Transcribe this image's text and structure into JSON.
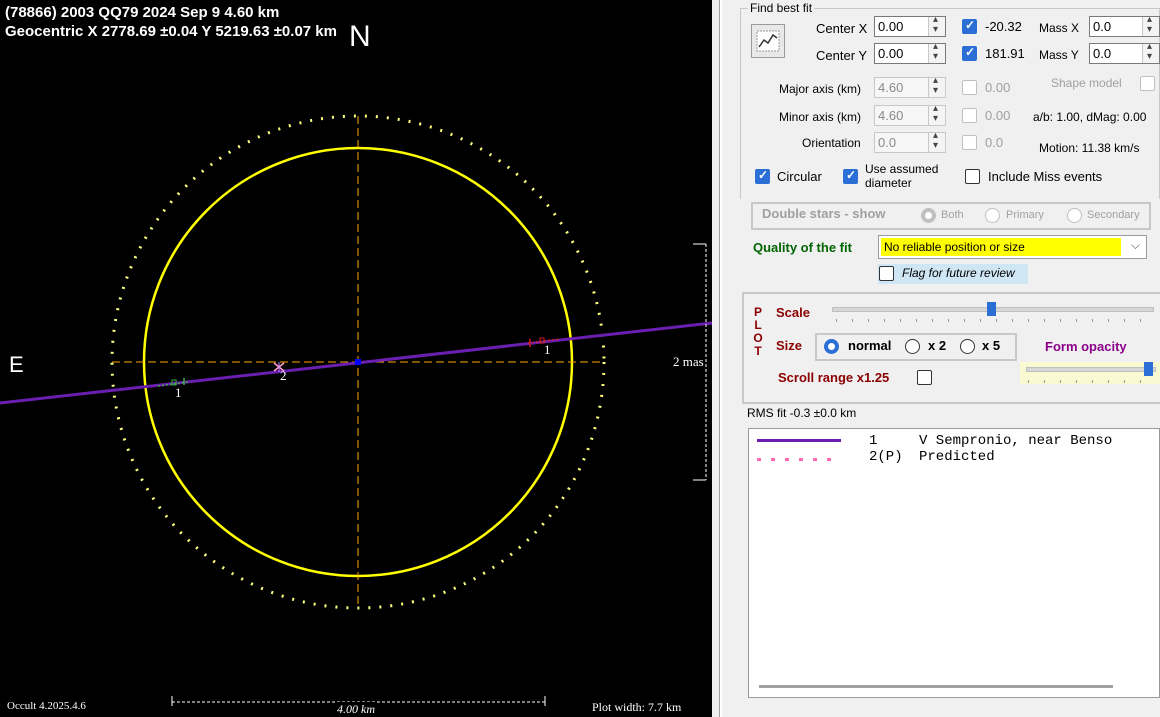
{
  "plot": {
    "title_line1": "(78866) 2003 QQ79  2024 Sep 9  4.60 km",
    "title_line2": "Geocentric  X  2778.69 ±0.04  Y 5219.63 ±0.07 km",
    "north_label": "N",
    "east_label": "E",
    "scale_label": "2 mas",
    "version_label": "Occult 4.2025.4.6",
    "width_bar_label": "4.00 km",
    "plot_width_label": "Plot width: 7.7 km",
    "chord1_label": "1",
    "chord2_label": "2",
    "chord1b_label": "1",
    "colors": {
      "ellipse": "#ffff00",
      "axes": "#ffa500",
      "chord": "#6a1fb0",
      "center": "#0000ff"
    }
  },
  "find_best_fit": {
    "group_title": "Find best fit",
    "button_icon": "chart-icon",
    "center_x_label": "Center X",
    "center_x_value": "0.00",
    "center_x_checked": true,
    "center_x_result": "-20.32",
    "mass_x_label": "Mass X",
    "mass_x_value": "0.0",
    "center_y_label": "Center Y",
    "center_y_value": "0.00",
    "center_y_checked": true,
    "center_y_result": "181.91",
    "mass_y_label": "Mass Y",
    "mass_y_value": "0.0",
    "major_label": "Major axis (km)",
    "major_value": "4.60",
    "major_result": "0.00",
    "shape_model_label": "Shape model",
    "minor_label": "Minor axis (km)",
    "minor_value": "4.60",
    "minor_result": "0.00",
    "ab_dmag": "a/b: 1.00, dMag: 0.00",
    "orientation_label": "Orientation",
    "orientation_value": "0.0",
    "orientation_result": "0.0",
    "motion": "Motion: 11.38 km/s",
    "circular_label": "Circular",
    "use_diam_label_1": "Use assumed",
    "use_diam_label_2": "diameter",
    "include_miss_label": "Include Miss events"
  },
  "double_stars": {
    "label": "Double stars - show",
    "both": "Both",
    "primary": "Primary",
    "secondary": "Secondary"
  },
  "quality": {
    "label": "Quality of the fit",
    "value": "No reliable position or size",
    "flag_label": "Flag for future review"
  },
  "plot_controls": {
    "vertical_label": [
      "P",
      "L",
      "O",
      "T"
    ],
    "scale_label": "Scale",
    "size_label": "Size",
    "normal": "normal",
    "x2": "x 2",
    "x5": "x 5",
    "form_opacity": "Form opacity",
    "scroll_range": "Scroll range x1.25"
  },
  "rms": "RMS fit -0.3 ±0.0 km",
  "legend": [
    {
      "num": "1",
      "text": "V Sempronio, near Benso",
      "style": "solid",
      "color": "#6a1fb0"
    },
    {
      "num": "2(P)",
      "text": "Predicted",
      "style": "dotted",
      "color": "#ff69b4"
    }
  ]
}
------------------------------
Exercise:
Copy the data character for character, but drop all pictures from the copy.

Reply:
Transcribe this image's text and structure into JSON.
{
  "plot": {
    "title_line1": "(78866) 2003 QQ79  2024 Sep 9  4.60 km",
    "title_line2": "Geocentric  X  2778.69 ±0.04  Y 5219.63 ±0.07 km",
    "north_label": "N",
    "east_label": "E",
    "scale_label": "2 mas",
    "version_label": "Occult 4.2025.4.6",
    "width_bar_label": "4.00 km",
    "plot_width_label": "Plot width: 7.7 km",
    "chord1_label": "1",
    "chord2_label": "2",
    "chord1b_label": "1",
    "colors": {
      "ellipse": "#ffff00",
      "axes": "#ffa500",
      "chord": "#6a1fb0",
      "center": "#0000ff"
    }
  },
  "find_best_fit": {
    "group_title": "Find best fit",
    "button_icon": "chart-icon",
    "center_x_label": "Center X",
    "center_x_value": "0.00",
    "center_x_checked": true,
    "center_x_result": "-20.32",
    "mass_x_label": "Mass X",
    "mass_x_value": "0.0",
    "center_y_label": "Center Y",
    "center_y_value": "0.00",
    "center_y_checked": true,
    "center_y_result": "181.91",
    "mass_y_label": "Mass Y",
    "mass_y_value": "0.0",
    "major_label": "Major axis (km)",
    "major_value": "4.60",
    "major_result": "0.00",
    "shape_model_label": "Shape model",
    "minor_label": "Minor axis (km)",
    "minor_value": "4.60",
    "minor_result": "0.00",
    "ab_dmag": "a/b: 1.00, dMag: 0.00",
    "orientation_label": "Orientation",
    "orientation_value": "0.0",
    "orientation_result": "0.0",
    "motion": "Motion: 11.38 km/s",
    "circular_label": "Circular",
    "use_diam_label_1": "Use assumed",
    "use_diam_label_2": "diameter",
    "include_miss_label": "Include Miss events"
  },
  "double_stars": {
    "label": "Double stars - show",
    "both": "Both",
    "primary": "Primary",
    "secondary": "Secondary"
  },
  "quality": {
    "label": "Quality of the fit",
    "value": "No reliable position or size",
    "flag_label": "Flag for future review"
  },
  "plot_controls": {
    "vertical_label": [
      "P",
      "L",
      "O",
      "T"
    ],
    "scale_label": "Scale",
    "size_label": "Size",
    "normal": "normal",
    "x2": "x 2",
    "x5": "x 5",
    "form_opacity": "Form opacity",
    "scroll_range": "Scroll range x1.25"
  },
  "rms": "RMS fit -0.3 ±0.0 km",
  "legend": [
    {
      "num": "1",
      "text": "V Sempronio, near Benso",
      "style": "solid",
      "color": "#6a1fb0"
    },
    {
      "num": "2(P)",
      "text": "Predicted",
      "style": "dotted",
      "color": "#ff69b4"
    }
  ]
}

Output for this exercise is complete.